Mapping functions over data in 'sum-types' in strongly typed programming languages

241 views Asked by At

Today I encountered an implementation challenge with a large DU (sum-type) in F#, where I basically wanted to be able to map a set of functions over the values of the DU without having to repeat the matched case on the right hand side. The motivation being, that it would be quite easy to accidently return a wrong case, which the type checker obviously wouldn't be able to catch. To illustrate the problem, here is one candidate solution 'pattern' I came up with for F# using reflection

open FSharp.Reflection
type MyData =
    | Foo of int
    | Bar of bool
    | Baz of string
    | Hello of int
    override this.ToString () =
        let (case, _ ) = FSharpValue.GetUnionFields(this, typeof<MyData>)
        case.Name
    static member map (f : int -> int) (g : bool -> bool) (h : string -> string) x : MyData =
        let f' = box << f
        let g' = box << g
        let h' = box << h
        let cases = FSharpType.GetUnionCases typeof<MyData>
        let matchCase = cases |> Array.find (fun case -> case.Name = x.ToString())
        let res =
            match x with
            | Foo v -> f' v
            | Bar v -> g' v
            | Baz v -> h' v
            | Hello v -> f' v
        FSharpValue.MakeUnion(matchCase, [| res |]) :?> MyData

let mapMyData : MyData -> MyData = MyData.map ((+) 1) not (fun s -> s.ToUpper())
let foo : MyData = Foo 42
let newFoo : MyData = mapMyData foo
let bar : MyData = Bar true
let newBar : MyData = mapMyData bar

And now I am curious about what other solutions exists for this problem, in F# as well as in other languages that has sum-types. I can easily see this being a general problem in for example Haskell, Purescript, Idris, Rust.

The problem can be distilled down to:

  1. Mapping over the values of a sum-type without repeating the case names on the right-hand side.
  2. Leverage the type checker as much as possible for safety.
4

There are 4 answers

1
eggyal On

In Rust at least (I can't speak for the other languages you mention), one can mutate the value in-place rather than taking & returning ownership:

enum MyData {
    Foo(i32),
    Bar(bool),
    Baz(String),
    Hello(i32),
}

impl MyData {
    fn map(&mut self, f: fn(&mut i32), g: fn(&mut bool), h: fn(&mut str)) {
        use MyData::*;
        match self {
            Foo(i) => f(i),
            Bar(b) => g(b),
            Baz(s) => h(s),
            Hello(i) => f(i),
        }
    }
}

Playgroud.

0
MrD at KookerellaLtd On

If you want each case in the union to be typesafe you can make it typesafe

type Foo = Foo' of int
type Bar = Bar' of bool

type MyData =
    | Foo of Foo
    | Bar of Bar
    static member bimapish (f : int -> int) (g : bool -> bool) x : MyData =
        match x with
        | Foo (Foo' v) -> Foo (Foo' (f v))
        | Bar (Bar' v) -> Bar (Bar' (g v))

let foo = Foo (Foo' 42)
let newFoo = MyData.bimapish ((+) 1) not foo

OO Visitors effectively do this, they encode each case of the union with a unique type, so you can probably do it that way too.

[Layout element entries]
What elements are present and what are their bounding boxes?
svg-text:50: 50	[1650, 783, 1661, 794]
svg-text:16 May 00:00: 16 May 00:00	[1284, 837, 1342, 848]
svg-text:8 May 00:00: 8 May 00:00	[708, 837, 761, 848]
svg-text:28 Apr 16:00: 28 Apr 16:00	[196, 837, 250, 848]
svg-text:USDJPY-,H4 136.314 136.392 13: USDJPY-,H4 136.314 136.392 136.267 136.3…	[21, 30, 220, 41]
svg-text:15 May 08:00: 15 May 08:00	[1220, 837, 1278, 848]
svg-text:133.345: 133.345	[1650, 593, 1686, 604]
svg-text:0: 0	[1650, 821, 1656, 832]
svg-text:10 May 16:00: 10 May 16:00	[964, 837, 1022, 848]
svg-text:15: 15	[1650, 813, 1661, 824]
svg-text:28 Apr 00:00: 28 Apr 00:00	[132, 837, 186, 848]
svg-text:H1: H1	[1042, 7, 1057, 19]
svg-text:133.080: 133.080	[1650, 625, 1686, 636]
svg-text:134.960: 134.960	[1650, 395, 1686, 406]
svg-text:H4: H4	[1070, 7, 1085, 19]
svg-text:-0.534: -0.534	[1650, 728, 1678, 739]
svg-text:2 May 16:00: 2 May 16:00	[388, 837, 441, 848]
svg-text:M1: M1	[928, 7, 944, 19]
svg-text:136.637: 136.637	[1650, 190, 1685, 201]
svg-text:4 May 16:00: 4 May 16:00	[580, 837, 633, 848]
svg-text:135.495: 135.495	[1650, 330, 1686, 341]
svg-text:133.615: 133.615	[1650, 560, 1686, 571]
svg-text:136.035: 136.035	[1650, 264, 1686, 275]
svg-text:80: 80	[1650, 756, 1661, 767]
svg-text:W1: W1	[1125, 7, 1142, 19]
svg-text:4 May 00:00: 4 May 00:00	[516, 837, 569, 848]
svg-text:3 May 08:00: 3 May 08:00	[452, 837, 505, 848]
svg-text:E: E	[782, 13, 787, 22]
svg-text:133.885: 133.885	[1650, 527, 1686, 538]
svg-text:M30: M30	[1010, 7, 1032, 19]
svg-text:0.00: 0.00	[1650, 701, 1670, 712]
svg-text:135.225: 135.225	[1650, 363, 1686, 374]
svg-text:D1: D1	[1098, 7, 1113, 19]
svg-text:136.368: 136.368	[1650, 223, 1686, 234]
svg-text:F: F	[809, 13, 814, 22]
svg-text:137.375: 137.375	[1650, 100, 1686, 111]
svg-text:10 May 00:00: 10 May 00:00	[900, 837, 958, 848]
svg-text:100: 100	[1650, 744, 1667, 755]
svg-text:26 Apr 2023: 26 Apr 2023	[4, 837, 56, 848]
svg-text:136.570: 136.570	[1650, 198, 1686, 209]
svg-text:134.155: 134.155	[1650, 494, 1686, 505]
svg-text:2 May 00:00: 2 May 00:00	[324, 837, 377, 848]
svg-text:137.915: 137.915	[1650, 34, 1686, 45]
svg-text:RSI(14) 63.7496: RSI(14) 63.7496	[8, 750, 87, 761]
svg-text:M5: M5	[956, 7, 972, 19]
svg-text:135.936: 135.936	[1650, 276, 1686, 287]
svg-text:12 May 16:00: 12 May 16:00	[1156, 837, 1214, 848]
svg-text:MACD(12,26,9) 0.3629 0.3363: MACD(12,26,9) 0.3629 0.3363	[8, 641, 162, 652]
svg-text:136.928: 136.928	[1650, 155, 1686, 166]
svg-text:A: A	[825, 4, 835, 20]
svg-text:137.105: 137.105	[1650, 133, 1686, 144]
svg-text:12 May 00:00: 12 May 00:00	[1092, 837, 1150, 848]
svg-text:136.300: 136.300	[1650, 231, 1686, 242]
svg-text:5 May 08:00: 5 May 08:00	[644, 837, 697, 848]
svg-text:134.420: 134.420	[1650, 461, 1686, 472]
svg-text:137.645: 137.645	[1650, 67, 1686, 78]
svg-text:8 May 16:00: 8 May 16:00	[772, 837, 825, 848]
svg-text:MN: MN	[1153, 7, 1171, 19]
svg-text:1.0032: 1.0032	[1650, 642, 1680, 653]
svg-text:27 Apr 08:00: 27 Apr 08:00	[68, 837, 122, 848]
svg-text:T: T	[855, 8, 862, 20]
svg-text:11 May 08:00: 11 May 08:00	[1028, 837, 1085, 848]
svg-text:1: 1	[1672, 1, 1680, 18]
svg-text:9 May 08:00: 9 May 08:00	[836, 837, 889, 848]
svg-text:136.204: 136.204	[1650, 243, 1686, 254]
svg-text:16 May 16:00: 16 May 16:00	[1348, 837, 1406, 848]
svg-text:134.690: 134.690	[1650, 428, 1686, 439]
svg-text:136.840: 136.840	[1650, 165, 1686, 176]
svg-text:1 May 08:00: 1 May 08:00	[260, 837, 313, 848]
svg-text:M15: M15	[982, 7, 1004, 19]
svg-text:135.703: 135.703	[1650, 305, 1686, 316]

▶ _What to do_
**A.** In the thread on mapping functions over sum-types, which languages does the asker name as ones where the problem could also come up?
**B.** Resume the forum thread on mapping functions over sum-types in strongly typed languages from the point where it stops.
The items are material in their own right, separate from the text passage.

▶ _Responses by task_
**A.** Haskell, Purescript, Idris, Rust

**B.**
or have i missed the point? (I accept I have repeated the case name, but your motivation was type safety, not brevity)?


someone put a comment in and deleted it, I think they objected that I was allowing this error...fair enough...but there's a cost.

type Foo = Foo' of int
type Bar = Bar' of int

type MyData =
    | Foo of Foo
    | Bar of Bar
    static member bimapish (f : int -> int) (g : int -> int) x : MyData =
        match x with
        | Foo (Foo' v) -> Foo (Foo' (f v))
        // WRONG this is applying an 'f' to a Bar!!! but not type error
        | Bar (Bar' v) -> Bar (Bar' (f v)) 

let foo = Foo (Foo' 42)
let newFoo = MyData.bimapish ((+) 1) ((+) 1) foo

in which case you would have to effectively make the 'map' functions typesafe...but this is becoming verbose to the caller.

type Foo = Foo' of int
type Bar = Bar' of int

type MyData =
    | Foo of Foo
    | Bar of Bar
    static member bimapish (f : Foo -> Foo) (g : Bar -> Bar) x : MyData =
        match x with
        | Foo v -> Foo (f v)
        //| Bar v -> Bar (f v) // now get a type error!
        | Bar v -> Bar (g v) // this works though

let foo = Foo (Foo' 42)
let newFoo = 
    MyData.bimapish 
        (fun (Foo' x) -> Foo' (x + 1)) 
        (fun (Bar' x) -> Bar' (x + 2)) 
        foo

If you are happy for the type checker to give you a warning rather than an explicit error if someone gets it wrong, you can dispense with much of the boiler plate by simply making it generic

type MyData<'a,'b> =
    | Foo of 'a
    | Bar of 'b
    static member bimapish (f : 'a -> 'a) (g : 'b -> 'b) x : MyData<'a,'b> =
        match x with
        | Foo v -> Foo (f v)
        // this DOESNT cause an error but does cause a warning, 'a has to be the same as 'b...which is enough for me to know its wrong
        //| Bar v -> Bar (f v)
        | Bar v -> Bar (g v)

let foo = Foo 42
let newFoo = 
    MyData.bimapish 
        ((+) 1) 
        ((+) 2) 
        foo

ok, and the caller CAN potentially pass the wrong functions. but for me I'd probably go with this simply for simplicity.

3
Daniel Wagner On

The motivation being, that it would be quite easy to accidently return a wrong case, which the type checker obviously wouldn't be able to catch.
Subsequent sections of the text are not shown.